Task list:
**1)** Answer these questions about the blog post on aging and punk music:
(a) Which four bands does the writer name in the mix playing through the house?
(b) What kind of T-shirt does the writer put on?
(c) What age does the writer say he is almost?
**2)** Pull out the passage of the blog post on aging and punk music from "I get dressed" to "in the mirror.", word for word.
**3)** How might the blog post on aging and punk music go on? Write its next part, picking up right after the last sentence given.

Article:
··········
Category Archives: Music

my poor friend me

I’m getting ready to head out of the house and do my adulting for the day.

I have this mix of Pennywise, Bad Religion, Lagwagon, Social Distortion, and their contemporaries playing way louder than usual, all over the house, as I am the only one home.

I get dressed like I always do. I put on a pair of Volcom pants, a Bauhaus T-shirt, and my Converse.

Then, when it’s time to transform my bedhead into not that, I look up and see this old man looking back at me in the mirror.

And let me tell you, it’s kind of a lot to see and feel that. In my head, all morning, I’ve been a wiser, calmer, more confident and happier version of the person I was in my 20s; just a guy eating cereal, drinking coffee, surrounded by second wave punk.

I got so lost in that place, it was like a bucket of cold water when I saw … myself … almost 50 … just looking back at me. Like, “What’s up dude. I’m you.” Grey all through my beard, lines in my face, bags under my eyes even though I slept perfectly last night.

And I saw this look on my face, real quick, before I knew what was happening. It was this knowing look from me, who is almost 50, reminding me, who forgot he was almost 50, that, yes, you are almost 50, Wil. It’s so weird, this disconnect between my physical, chronological aging, and the way I feel inside of a body that’s probably about halfway through its existence on this planet.
··········
Data entries:
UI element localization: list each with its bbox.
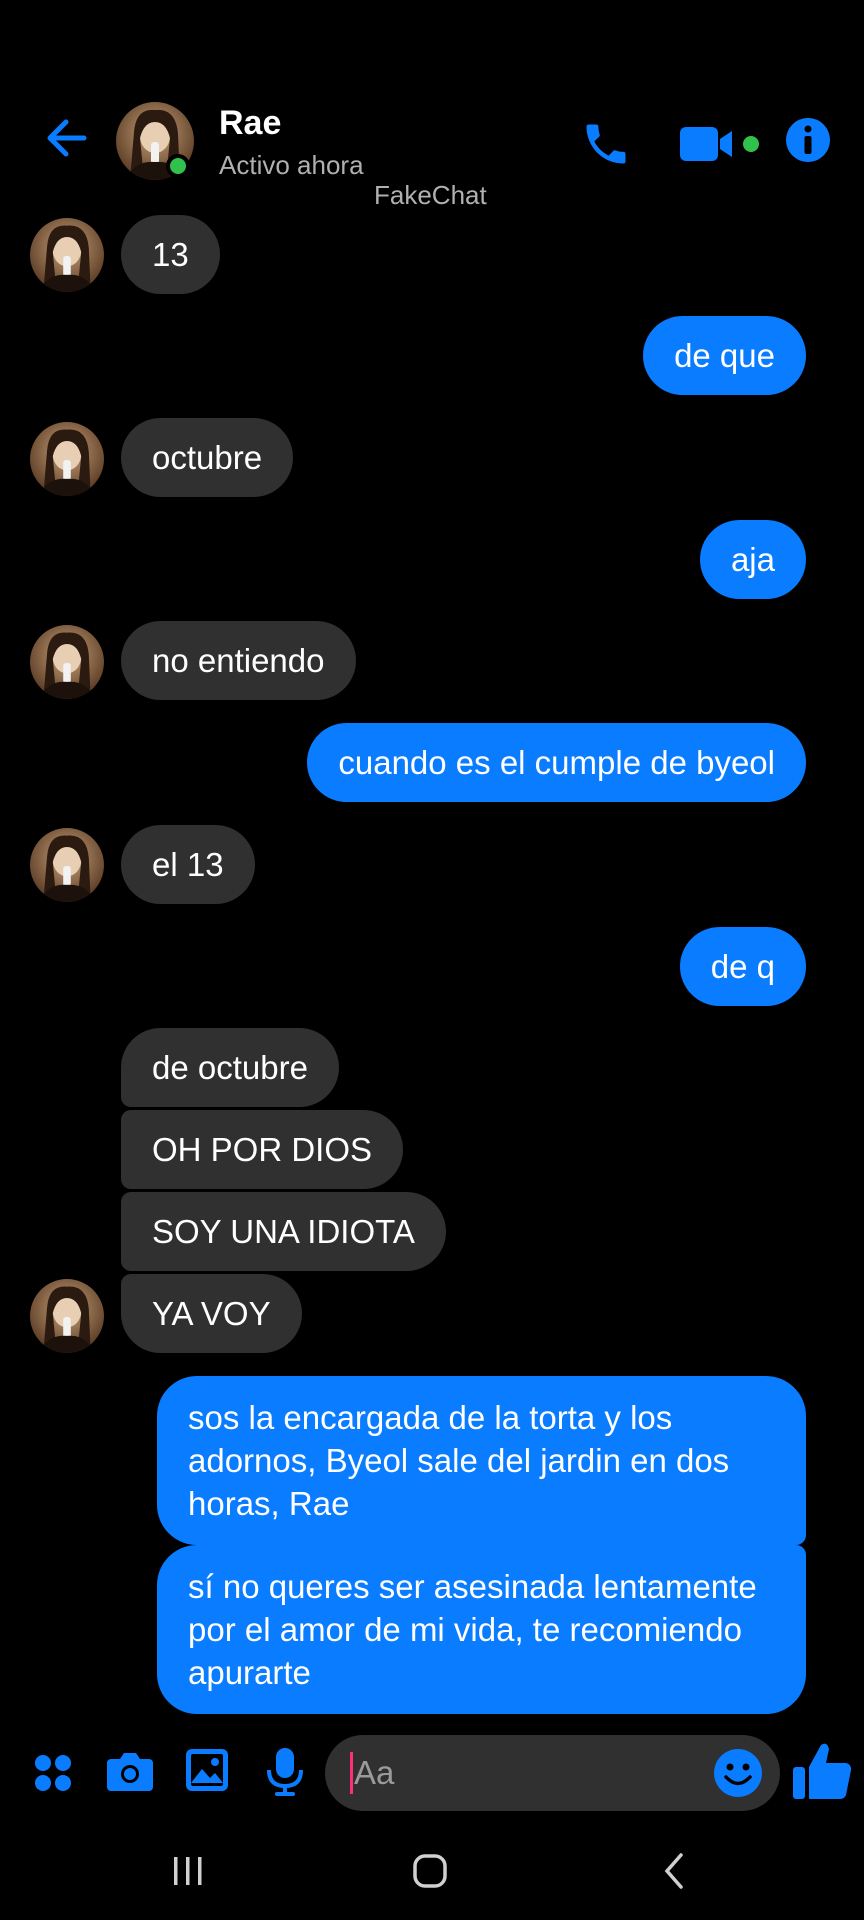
received-message[interactable]: octubre	[121, 418, 294, 497]
recent-apps-button[interactable]	[158, 1846, 218, 1896]
received-message[interactable]: el 13	[121, 825, 255, 904]
image-icon	[186, 1749, 228, 1791]
system-back-button[interactable]	[644, 1846, 704, 1896]
received-message[interactable]: YA VOY	[121, 1274, 302, 1353]
video-call-button[interactable]	[676, 112, 766, 176]
text-caret	[350, 1752, 353, 1794]
emoji-button[interactable]	[712, 1747, 764, 1799]
back-button[interactable]	[30, 108, 102, 168]
info-button[interactable]	[780, 112, 836, 168]
phone-icon	[586, 124, 626, 164]
online-indicator	[166, 154, 190, 178]
sender-avatar	[30, 625, 104, 699]
received-message[interactable]: no entiendo	[121, 621, 356, 700]
video-camera-icon	[680, 127, 759, 161]
home-button[interactable]	[400, 1846, 460, 1896]
sent-message[interactable]: cuando es el cumple de byeol	[307, 723, 806, 802]
microphone-icon	[267, 1748, 303, 1796]
message-input-placeholder: Aa	[354, 1754, 395, 1791]
sender-avatar	[30, 218, 104, 292]
apps-grid-icon	[35, 1755, 71, 1791]
contact-status: Activo ahora	[219, 150, 364, 180]
chevron-left-icon	[664, 1853, 683, 1889]
sent-message[interactable]: sí no queres ser asesinada lentamente po…	[157, 1545, 806, 1714]
arrow-left-icon	[47, 119, 87, 157]
received-message[interactable]: SOY UNA IDIOTA	[121, 1192, 446, 1271]
voice-button[interactable]	[260, 1744, 310, 1800]
sent-message[interactable]: de q	[679, 927, 806, 1006]
apps-button[interactable]	[28, 1748, 78, 1798]
received-message[interactable]: de octubre	[121, 1028, 339, 1107]
sent-message[interactable]: de que	[643, 316, 806, 395]
sender-avatar	[30, 828, 104, 902]
camera-button[interactable]	[104, 1745, 156, 1797]
received-message[interactable]: OH POR DIOS	[121, 1110, 404, 1189]
like-button[interactable]	[790, 1736, 854, 1806]
thumbs-up-icon	[793, 1743, 852, 1800]
sender-avatar	[30, 1279, 104, 1353]
recents-icon	[174, 1857, 202, 1885]
sent-message[interactable]: aja	[699, 520, 806, 599]
sender-avatar	[30, 422, 104, 496]
watermark: FakeChat	[374, 180, 487, 210]
contact-name[interactable]: Rae	[219, 104, 281, 143]
gallery-button[interactable]	[182, 1745, 232, 1795]
sent-message[interactable]: sos la encargada de la torta y los adorn…	[157, 1376, 806, 1545]
camera-icon	[107, 1753, 153, 1791]
home-icon	[413, 1854, 447, 1888]
smiley-icon	[714, 1749, 762, 1797]
received-message[interactable]: 13	[121, 215, 220, 294]
call-button[interactable]	[574, 112, 638, 176]
info-icon	[786, 118, 830, 162]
··········
Answers to the problems:
**1)**
(a) Pennywise, Bad Religion, Lagwagon, and Social Distortion
(b) A Bauhaus T-shirt
(c) Almost 50

**2)**
I get dressed like I always do. I put on a pair of Volcom pants, a Bauhaus T-shirt, and my Converse.

Then, when it’s time to transform my bedhead into not that, I look up and see this old man looking back at me in the mirror.

**3)**
Bad Religion still fucking slams, though.

i wanna rock (rock)

I was playing Donkey Kong yesterday, listening to my 80s Arcade playlist, and I got this idea to write something that like ten people in the world would find amusing. Because I am one of those people, and my friend, Josh, who gave me a good note on the bit, is another, I’d like to say a special hello to the eight of you who also enjoy this the way we do.

*Extremely Patrick Bateman Voice*

Twisted Sister found international fame in 1984 with their album Stay Hungry, powered by the success of “We’re Not Gonna Take It”, which reached number 21 in the US. Some of the song’s popularity can be attributed to the ambiguity of what “it” was Dee Snyder would not take. Some critics claim it allowed a disaffected generation to claim the “it” for themselves, whatever “it” may be. Snyder spoke for them all, while simultaneously empowering their own voices.

But it is the album’s lesser-known single, “I Wanna Rock”, released in October of that year and only reaching number 68 on the Billboard Hot 100 that is the true anthem for the moment. “I Wanna Rock” asks nothing of the listener. It allows for even less. It declares, “I Wanna Rock, and I don’t care if you’re going to take it or not,” and in so doing, defines the entire decade.

*Ax Swinging Intensifies*

May His Memory Be A Blessing

Late yesterday afternoon, I saw that Howard Hesseman passed away. I didn’t know him, but I worked with him once, and he was wonderful. It was in the 90s, when Anne and I were still dating, in a tiny movie a classmate of mine wrote, produced, directed, and starred in. We filmed it up in San Francisco. Howard and I played rival drag queens. Oh, how I wish I could find a photo of us. It was magnificent.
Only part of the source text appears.